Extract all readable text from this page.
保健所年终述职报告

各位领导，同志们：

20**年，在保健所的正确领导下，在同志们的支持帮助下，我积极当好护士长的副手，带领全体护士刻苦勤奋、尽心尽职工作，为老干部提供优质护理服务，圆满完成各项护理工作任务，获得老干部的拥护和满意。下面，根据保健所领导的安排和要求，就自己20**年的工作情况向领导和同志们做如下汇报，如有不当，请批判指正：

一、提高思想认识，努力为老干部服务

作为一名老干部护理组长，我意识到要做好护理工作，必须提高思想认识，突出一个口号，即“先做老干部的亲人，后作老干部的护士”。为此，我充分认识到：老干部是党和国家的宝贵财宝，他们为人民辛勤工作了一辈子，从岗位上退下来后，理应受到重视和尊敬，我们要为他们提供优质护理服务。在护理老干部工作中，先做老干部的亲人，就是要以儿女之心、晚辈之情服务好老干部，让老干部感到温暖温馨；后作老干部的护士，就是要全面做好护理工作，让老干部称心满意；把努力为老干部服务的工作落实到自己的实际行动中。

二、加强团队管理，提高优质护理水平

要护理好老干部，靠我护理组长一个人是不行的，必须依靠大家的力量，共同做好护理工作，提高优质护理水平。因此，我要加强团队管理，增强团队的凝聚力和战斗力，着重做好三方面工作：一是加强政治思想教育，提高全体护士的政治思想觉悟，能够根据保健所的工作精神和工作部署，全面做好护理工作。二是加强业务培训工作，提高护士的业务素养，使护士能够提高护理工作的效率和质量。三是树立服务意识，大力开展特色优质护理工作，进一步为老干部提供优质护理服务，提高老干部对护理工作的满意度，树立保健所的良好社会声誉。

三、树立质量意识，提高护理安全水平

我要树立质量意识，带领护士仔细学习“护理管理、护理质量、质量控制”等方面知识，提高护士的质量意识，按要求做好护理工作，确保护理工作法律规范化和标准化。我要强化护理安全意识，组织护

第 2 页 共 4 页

• • • • • • •

> [THE REQUEST]: Set down the listing in full, keeping every word exactly as it is.

> [THE REPLY]:
Extract all readable text from this page.
保健所年终述职报告

各位领导，同志们：

20**年，在保健所的正确领导下，在同志们的支持帮助下，我积极当好护士长的副手，带领全体护士刻苦勤奋、尽心尽职工作，为老干部提供优质护理服务，圆满完成各项护理工作任务，获得老干部的拥护和满意。下面，根据保健所领导的安排和要求，就自己20**年的工作情况向领导和同志们做如下汇报，如有不当，请批判指正：

一、提高思想认识，努力为老干部服务

作为一名老干部护理组长，我意识到要做好护理工作，必须提高思想认识，突出一个口号，即“先做老干部的亲人，后作老干部的护士”。为此，我充分认识到：老干部是党和国家的宝贵财宝，他们为人民辛勤工作了一辈子，从岗位上退下来后，理应受到重视和尊敬，我们要为他们提供优质护理服务。在护理老干部工作中，先做老干部的亲人，就是要以儿女之心、晚辈之情服务好老干部，让老干部感到温暖温馨；后作老干部的护士，就是要全面做好护理工作，让老干部称心满意；把努力为老干部服务的工作落实到自己的实际行动中。

二、加强团队管理，提高优质护理水平

要护理好老干部，靠我护理组长一个人是不行的，必须依靠大家的力量，共同做好护理工作，提高优质护理水平。因此，我要加强团队管理，增强团队的凝聚力和战斗力，着重做好三方面工作：一是加强政治思想教育，提高全体护士的政治思想觉悟，能够根据保健所的工作精神和工作部署，全面做好护理工作。二是加强业务培训工作，提高护士的业务素养，使护士能够提高护理工作的效率和质量。三是树立服务意识，大力开展特色优质护理工作，进一步为老干部提供优质护理服务，提高老干部对护理工作的满意度，树立保健所的良好社会声誉。

三、树立质量意识，提高护理安全水平

我要树立质量意识，带领护士仔细学习“护理管理、护理质量、质量控制”等方面知识，提高护士的质量意识，按要求做好护理工作，确保护理工作法律规范化和标准化。我要强化护理安全意识，组织护

第 2 页 共 4 页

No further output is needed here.